Task prompt:
Gather up the lines that contain "marker".

Listed entries:
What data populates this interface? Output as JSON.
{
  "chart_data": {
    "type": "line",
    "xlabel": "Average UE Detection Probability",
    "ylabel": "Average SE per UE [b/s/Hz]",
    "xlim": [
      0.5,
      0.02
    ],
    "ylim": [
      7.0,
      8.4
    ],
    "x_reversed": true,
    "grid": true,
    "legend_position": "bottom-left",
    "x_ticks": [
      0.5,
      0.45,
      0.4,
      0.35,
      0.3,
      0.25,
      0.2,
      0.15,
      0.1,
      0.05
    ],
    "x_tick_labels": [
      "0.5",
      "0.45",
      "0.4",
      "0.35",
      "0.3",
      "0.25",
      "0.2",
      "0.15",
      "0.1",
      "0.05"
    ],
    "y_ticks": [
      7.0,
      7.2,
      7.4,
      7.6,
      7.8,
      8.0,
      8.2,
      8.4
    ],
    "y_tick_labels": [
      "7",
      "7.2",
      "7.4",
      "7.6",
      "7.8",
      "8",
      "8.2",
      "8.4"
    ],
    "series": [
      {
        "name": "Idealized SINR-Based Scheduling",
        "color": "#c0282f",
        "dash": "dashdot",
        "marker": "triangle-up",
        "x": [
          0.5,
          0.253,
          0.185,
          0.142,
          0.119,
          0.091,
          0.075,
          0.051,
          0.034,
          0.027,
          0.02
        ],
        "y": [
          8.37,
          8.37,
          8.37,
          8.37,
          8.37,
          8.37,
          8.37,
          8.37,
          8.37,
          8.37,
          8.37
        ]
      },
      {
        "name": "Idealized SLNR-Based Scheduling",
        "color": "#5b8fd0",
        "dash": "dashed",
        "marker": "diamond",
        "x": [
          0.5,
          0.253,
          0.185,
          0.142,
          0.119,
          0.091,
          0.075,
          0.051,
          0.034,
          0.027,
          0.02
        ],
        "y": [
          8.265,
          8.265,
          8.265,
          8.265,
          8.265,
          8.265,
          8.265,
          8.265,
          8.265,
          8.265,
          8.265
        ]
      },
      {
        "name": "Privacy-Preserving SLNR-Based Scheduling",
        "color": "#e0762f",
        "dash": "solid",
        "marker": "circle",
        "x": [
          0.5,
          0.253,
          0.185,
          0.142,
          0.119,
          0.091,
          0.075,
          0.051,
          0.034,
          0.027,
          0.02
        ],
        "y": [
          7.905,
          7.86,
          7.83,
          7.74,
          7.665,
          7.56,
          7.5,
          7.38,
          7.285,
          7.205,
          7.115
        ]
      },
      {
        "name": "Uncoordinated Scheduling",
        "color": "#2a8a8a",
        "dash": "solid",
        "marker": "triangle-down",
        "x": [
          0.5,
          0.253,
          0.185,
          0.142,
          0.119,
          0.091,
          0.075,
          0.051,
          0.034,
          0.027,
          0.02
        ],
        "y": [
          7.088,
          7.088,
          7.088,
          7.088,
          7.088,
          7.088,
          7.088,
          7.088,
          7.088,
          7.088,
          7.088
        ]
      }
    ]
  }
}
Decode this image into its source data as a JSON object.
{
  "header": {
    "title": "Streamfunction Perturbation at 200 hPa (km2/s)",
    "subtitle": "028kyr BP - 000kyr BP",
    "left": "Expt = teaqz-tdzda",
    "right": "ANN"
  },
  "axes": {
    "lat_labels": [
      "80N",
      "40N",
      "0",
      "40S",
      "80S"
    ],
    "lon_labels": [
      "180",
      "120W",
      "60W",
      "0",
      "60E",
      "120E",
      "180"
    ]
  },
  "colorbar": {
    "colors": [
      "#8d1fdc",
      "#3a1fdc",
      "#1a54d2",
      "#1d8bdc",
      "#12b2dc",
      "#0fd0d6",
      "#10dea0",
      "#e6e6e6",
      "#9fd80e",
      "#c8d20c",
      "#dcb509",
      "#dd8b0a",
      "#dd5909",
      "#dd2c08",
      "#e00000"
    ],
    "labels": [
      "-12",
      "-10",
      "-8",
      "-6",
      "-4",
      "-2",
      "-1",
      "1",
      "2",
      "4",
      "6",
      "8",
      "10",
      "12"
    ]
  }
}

Written response:
        "marker": "triangle-up",
        "marker": "diamond",
        "marker": "circle",
        "marker": "triangle-down",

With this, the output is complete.